THE RECORDS:
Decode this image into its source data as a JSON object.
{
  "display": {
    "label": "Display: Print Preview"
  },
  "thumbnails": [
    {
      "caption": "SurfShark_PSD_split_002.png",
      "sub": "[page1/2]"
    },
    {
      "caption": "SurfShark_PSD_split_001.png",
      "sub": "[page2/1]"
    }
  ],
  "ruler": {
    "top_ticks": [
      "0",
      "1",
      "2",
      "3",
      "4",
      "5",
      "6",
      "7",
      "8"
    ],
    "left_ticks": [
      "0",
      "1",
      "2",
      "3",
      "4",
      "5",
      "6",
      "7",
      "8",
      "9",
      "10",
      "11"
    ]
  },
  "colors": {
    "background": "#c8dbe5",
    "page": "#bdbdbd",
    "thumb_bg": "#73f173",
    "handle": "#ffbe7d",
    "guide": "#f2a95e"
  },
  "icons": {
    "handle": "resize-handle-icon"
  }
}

WHAT TO DO:
Locate the word "handle" in the records above, and return each line that has it.

EXPECTED ANSWER:
    "handle": "#ffbe7d",
    "handle": "resize-handle-icon"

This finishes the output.